-- Start of DATASET --

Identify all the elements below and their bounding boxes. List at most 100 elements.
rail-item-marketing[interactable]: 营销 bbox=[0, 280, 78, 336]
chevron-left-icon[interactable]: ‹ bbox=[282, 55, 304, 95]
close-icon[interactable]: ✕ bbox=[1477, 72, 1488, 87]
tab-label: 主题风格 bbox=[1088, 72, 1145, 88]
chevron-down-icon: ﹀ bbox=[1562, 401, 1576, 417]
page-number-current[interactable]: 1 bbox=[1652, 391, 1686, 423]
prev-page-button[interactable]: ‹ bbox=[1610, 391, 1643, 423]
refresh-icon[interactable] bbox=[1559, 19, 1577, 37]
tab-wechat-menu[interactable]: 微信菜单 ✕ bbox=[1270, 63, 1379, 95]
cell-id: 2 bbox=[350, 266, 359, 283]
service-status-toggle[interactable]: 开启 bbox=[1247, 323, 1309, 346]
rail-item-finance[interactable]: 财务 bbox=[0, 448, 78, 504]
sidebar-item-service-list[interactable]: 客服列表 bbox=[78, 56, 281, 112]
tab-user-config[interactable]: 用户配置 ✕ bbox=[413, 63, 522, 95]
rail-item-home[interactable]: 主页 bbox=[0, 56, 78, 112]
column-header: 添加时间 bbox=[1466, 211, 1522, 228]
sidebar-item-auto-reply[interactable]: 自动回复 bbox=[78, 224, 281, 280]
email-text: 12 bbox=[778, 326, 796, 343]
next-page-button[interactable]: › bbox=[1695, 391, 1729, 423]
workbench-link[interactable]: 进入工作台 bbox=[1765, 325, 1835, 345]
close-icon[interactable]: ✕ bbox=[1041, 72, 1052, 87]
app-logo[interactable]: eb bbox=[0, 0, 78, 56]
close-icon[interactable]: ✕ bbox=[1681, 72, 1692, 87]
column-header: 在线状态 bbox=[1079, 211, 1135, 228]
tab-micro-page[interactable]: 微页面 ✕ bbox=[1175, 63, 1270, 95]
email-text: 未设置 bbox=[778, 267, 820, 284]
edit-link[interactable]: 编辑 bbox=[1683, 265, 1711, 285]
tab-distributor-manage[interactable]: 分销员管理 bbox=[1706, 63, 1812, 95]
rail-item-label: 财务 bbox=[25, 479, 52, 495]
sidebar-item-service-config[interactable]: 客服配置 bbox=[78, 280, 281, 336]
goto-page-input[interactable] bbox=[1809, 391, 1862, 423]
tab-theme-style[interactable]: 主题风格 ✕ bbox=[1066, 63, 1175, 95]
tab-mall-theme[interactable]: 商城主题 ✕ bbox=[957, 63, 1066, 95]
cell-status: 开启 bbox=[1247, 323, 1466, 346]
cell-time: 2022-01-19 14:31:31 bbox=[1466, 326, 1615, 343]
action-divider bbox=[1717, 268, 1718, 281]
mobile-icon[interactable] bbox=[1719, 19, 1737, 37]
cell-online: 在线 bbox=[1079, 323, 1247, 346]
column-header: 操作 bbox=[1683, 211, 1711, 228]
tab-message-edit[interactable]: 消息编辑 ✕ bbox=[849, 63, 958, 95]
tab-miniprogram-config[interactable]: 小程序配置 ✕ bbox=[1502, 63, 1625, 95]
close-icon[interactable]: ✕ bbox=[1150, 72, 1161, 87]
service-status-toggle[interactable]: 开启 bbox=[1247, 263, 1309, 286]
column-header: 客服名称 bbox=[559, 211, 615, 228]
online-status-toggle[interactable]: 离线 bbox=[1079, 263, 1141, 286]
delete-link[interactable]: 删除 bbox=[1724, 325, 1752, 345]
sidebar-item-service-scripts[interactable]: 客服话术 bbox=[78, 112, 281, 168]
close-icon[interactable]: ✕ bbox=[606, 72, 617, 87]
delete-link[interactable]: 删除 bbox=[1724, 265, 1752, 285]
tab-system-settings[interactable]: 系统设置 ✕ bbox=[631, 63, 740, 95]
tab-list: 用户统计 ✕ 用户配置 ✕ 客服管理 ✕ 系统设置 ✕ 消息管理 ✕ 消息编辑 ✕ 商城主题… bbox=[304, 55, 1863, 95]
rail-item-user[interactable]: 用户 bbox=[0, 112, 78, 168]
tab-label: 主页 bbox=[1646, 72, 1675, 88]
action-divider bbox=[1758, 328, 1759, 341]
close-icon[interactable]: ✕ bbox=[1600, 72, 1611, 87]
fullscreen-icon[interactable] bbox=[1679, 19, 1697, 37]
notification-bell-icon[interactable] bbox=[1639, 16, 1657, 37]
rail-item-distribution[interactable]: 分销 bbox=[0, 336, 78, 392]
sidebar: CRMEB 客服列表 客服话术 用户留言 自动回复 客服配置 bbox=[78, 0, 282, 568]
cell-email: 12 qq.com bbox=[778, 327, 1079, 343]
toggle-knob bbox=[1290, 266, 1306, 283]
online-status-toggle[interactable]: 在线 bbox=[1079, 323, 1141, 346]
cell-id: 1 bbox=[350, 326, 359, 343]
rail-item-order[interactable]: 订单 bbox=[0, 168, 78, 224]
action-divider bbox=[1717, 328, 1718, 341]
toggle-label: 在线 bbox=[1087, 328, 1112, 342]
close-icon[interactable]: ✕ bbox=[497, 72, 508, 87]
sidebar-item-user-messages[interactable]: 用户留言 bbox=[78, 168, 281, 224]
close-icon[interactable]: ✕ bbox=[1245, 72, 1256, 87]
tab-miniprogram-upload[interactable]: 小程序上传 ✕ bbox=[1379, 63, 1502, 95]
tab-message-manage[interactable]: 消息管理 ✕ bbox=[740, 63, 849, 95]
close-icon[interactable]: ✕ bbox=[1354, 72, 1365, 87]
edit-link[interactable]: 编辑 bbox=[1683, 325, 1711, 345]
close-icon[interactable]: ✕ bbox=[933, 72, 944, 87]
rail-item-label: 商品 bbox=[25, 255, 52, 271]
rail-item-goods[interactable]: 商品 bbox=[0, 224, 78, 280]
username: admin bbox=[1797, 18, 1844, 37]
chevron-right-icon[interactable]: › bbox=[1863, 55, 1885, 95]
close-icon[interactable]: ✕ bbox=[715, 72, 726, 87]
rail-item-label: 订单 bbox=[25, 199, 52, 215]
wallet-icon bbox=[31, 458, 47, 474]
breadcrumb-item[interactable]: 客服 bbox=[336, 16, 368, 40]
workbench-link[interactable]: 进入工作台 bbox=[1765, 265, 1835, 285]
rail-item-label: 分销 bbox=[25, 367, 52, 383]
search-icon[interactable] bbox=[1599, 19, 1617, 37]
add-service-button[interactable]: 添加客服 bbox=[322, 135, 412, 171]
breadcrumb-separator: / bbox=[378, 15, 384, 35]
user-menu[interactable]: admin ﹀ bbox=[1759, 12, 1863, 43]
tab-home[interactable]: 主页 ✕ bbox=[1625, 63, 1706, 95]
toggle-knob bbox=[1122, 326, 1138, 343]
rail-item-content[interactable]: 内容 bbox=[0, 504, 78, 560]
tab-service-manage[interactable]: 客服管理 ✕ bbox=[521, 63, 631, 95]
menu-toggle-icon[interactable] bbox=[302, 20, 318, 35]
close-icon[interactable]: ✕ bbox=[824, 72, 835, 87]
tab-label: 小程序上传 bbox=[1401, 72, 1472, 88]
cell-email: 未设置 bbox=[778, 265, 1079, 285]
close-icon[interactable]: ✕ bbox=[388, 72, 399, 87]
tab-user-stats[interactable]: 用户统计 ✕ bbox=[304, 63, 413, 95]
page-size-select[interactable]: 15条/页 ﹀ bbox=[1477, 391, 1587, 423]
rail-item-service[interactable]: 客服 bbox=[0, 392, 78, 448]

-- End of DATASET --

• EXERCISE INSTRUCTIONS
Write out every line of the items above without changing a single character.

• EXERCISE SOLUTION
Identify all the elements below and their bounding boxes. List at most 100 elements.
rail-item-marketing[interactable]: 营销 bbox=[0, 280, 78, 336]
chevron-left-icon[interactable]: ‹ bbox=[282, 55, 304, 95]
close-icon[interactable]: ✕ bbox=[1477, 72, 1488, 87]
tab-label: 主题风格 bbox=[1088, 72, 1145, 88]
chevron-down-icon: ﹀ bbox=[1562, 401, 1576, 417]
page-number-current[interactable]: 1 bbox=[1652, 391, 1686, 423]
prev-page-button[interactable]: ‹ bbox=[1610, 391, 1643, 423]
refresh-icon[interactable] bbox=[1559, 19, 1577, 37]
tab-wechat-menu[interactable]: 微信菜单 ✕ bbox=[1270, 63, 1379, 95]
cell-id: 2 bbox=[350, 266, 359, 283]
service-status-toggle[interactable]: 开启 bbox=[1247, 323, 1309, 346]
rail-item-finance[interactable]: 财务 bbox=[0, 448, 78, 504]
sidebar-item-service-list[interactable]: 客服列表 bbox=[78, 56, 281, 112]
tab-user-config[interactable]: 用户配置 ✕ bbox=[413, 63, 522, 95]
rail-item-home[interactable]: 主页 bbox=[0, 56, 78, 112]
column-header: 添加时间 bbox=[1466, 211, 1522, 228]
sidebar-item-auto-reply[interactable]: 自动回复 bbox=[78, 224, 281, 280]
email-text: 12 bbox=[778, 326, 796, 343]
next-page-button[interactable]: › bbox=[1695, 391, 1729, 423]
workbench-link[interactable]: 进入工作台 bbox=[1765, 325, 1835, 345]
close-icon[interactable]: ✕ bbox=[1041, 72, 1052, 87]
app-logo[interactable]: eb bbox=[0, 0, 78, 56]
close-icon[interactable]: ✕ bbox=[1681, 72, 1692, 87]
column-header: 在线状态 bbox=[1079, 211, 1135, 228]
tab-micro-page[interactable]: 微页面 ✕ bbox=[1175, 63, 1270, 95]
email-text: 未设置 bbox=[778, 267, 820, 284]
edit-link[interactable]: 编辑 bbox=[1683, 265, 1711, 285]
tab-distributor-manage[interactable]: 分销员管理 bbox=[1706, 63, 1812, 95]
rail-item-label: 财务 bbox=[25, 479, 52, 495]
sidebar-item-service-config[interactable]: 客服配置 bbox=[78, 280, 281, 336]
goto-page-input[interactable] bbox=[1809, 391, 1862, 423]
tab-theme-style[interactable]: 主题风格 ✕ bbox=[1066, 63, 1175, 95]
tab-mall-theme[interactable]: 商城主题 ✕ bbox=[957, 63, 1066, 95]
cell-status: 开启 bbox=[1247, 323, 1466, 346]
cell-time: 2022-01-19 14:31:31 bbox=[1466, 326, 1615, 343]
action-divider bbox=[1717, 268, 1718, 281]
mobile-icon[interactable] bbox=[1719, 19, 1737, 37]
cell-online: 在线 bbox=[1079, 323, 1247, 346]
column-header: 操作 bbox=[1683, 211, 1711, 228]
tab-message-edit[interactable]: 消息编辑 ✕ bbox=[849, 63, 958, 95]
tab-miniprogram-config[interactable]: 小程序配置 ✕ bbox=[1502, 63, 1625, 95]
close-icon[interactable]: ✕ bbox=[1150, 72, 1161, 87]
service-status-toggle[interactable]: 开启 bbox=[1247, 263, 1309, 286]
column-header: 客服名称 bbox=[559, 211, 615, 228]
online-status-toggle[interactable]: 离线 bbox=[1079, 263, 1141, 286]
delete-link[interactable]: 删除 bbox=[1724, 325, 1752, 345]
sidebar-item-service-scripts[interactable]: 客服话术 bbox=[78, 112, 281, 168]
close-icon[interactable]: ✕ bbox=[606, 72, 617, 87]
delete-link[interactable]: 删除 bbox=[1724, 265, 1752, 285]
tab-system-settings[interactable]: 系统设置 ✕ bbox=[631, 63, 740, 95]
tab-list: 用户统计 ✕ 用户配置 ✕ 客服管理 ✕ 系统设置 ✕ 消息管理 ✕ 消息编辑 ✕ 商城主题… bbox=[304, 55, 1863, 95]
rail-item-user[interactable]: 用户 bbox=[0, 112, 78, 168]
tab-label: 主页 bbox=[1646, 72, 1675, 88]
action-divider bbox=[1758, 328, 1759, 341]
close-icon[interactable]: ✕ bbox=[1600, 72, 1611, 87]
fullscreen-icon[interactable] bbox=[1679, 19, 1697, 37]
notification-bell-icon[interactable] bbox=[1639, 16, 1657, 37]
rail-item-distribution[interactable]: 分销 bbox=[0, 336, 78, 392]
sidebar: CRMEB 客服列表 客服话术 用户留言 自动回复 客服配置 bbox=[78, 0, 282, 568]
cell-email: 12 qq.com bbox=[778, 327, 1079, 343]
toggle-knob bbox=[1290, 266, 1306, 283]
online-status-toggle[interactable]: 在线 bbox=[1079, 323, 1141, 346]
cell-id: 1 bbox=[350, 326, 359, 343]
rail-item-order[interactable]: 订单 bbox=[0, 168, 78, 224]
action-divider bbox=[1717, 328, 1718, 341]
toggle-label: 在线 bbox=[1087, 328, 1112, 342]
close-icon[interactable]: ✕ bbox=[497, 72, 508, 87]
sidebar-item-user-messages[interactable]: 用户留言 bbox=[78, 168, 281, 224]
close-icon[interactable]: ✕ bbox=[1245, 72, 1256, 87]
tab-miniprogram-upload[interactable]: 小程序上传 ✕ bbox=[1379, 63, 1502, 95]
tab-message-manage[interactable]: 消息管理 ✕ bbox=[740, 63, 849, 95]
close-icon[interactable]: ✕ bbox=[1354, 72, 1365, 87]
edit-link[interactable]: 编辑 bbox=[1683, 325, 1711, 345]
close-icon[interactable]: ✕ bbox=[933, 72, 944, 87]
rail-item-label: 商品 bbox=[25, 255, 52, 271]
rail-item-goods[interactable]: 商品 bbox=[0, 224, 78, 280]
username: admin bbox=[1797, 18, 1844, 37]
chevron-right-icon[interactable]: › bbox=[1863, 55, 1885, 95]
close-icon[interactable]: ✕ bbox=[715, 72, 726, 87]
rail-item-label: 订单 bbox=[25, 199, 52, 215]
wallet-icon bbox=[31, 458, 47, 474]
breadcrumb-item[interactable]: 客服 bbox=[336, 16, 368, 40]
workbench-link[interactable]: 进入工作台 bbox=[1765, 265, 1835, 285]
rail-item-label: 分销 bbox=[25, 367, 52, 383]
search-icon[interactable] bbox=[1599, 19, 1617, 37]
add-service-button[interactable]: 添加客服 bbox=[322, 135, 412, 171]
breadcrumb-separator: / bbox=[378, 15, 384, 35]
user-menu[interactable]: admin ﹀ bbox=[1759, 12, 1863, 43]
tab-home[interactable]: 主页 ✕ bbox=[1625, 63, 1706, 95]
toggle-knob bbox=[1122, 326, 1138, 343]
rail-item-content[interactable]: 内容 bbox=[0, 504, 78, 560]
tab-service-manage[interactable]: 客服管理 ✕ bbox=[521, 63, 631, 95]
menu-toggle-icon[interactable] bbox=[302, 20, 318, 35]
close-icon[interactable]: ✕ bbox=[824, 72, 835, 87]
tab-label: 小程序上传 bbox=[1401, 72, 1472, 88]
cell-email: 未设置 bbox=[778, 265, 1079, 285]
close-icon[interactable]: ✕ bbox=[388, 72, 399, 87]
tab-user-stats[interactable]: 用户统计 ✕ bbox=[304, 63, 413, 95]
page-size-select[interactable]: 15条/页 ﹀ bbox=[1477, 391, 1587, 423]
rail-item-service[interactable]: 客服 bbox=[0, 392, 78, 448]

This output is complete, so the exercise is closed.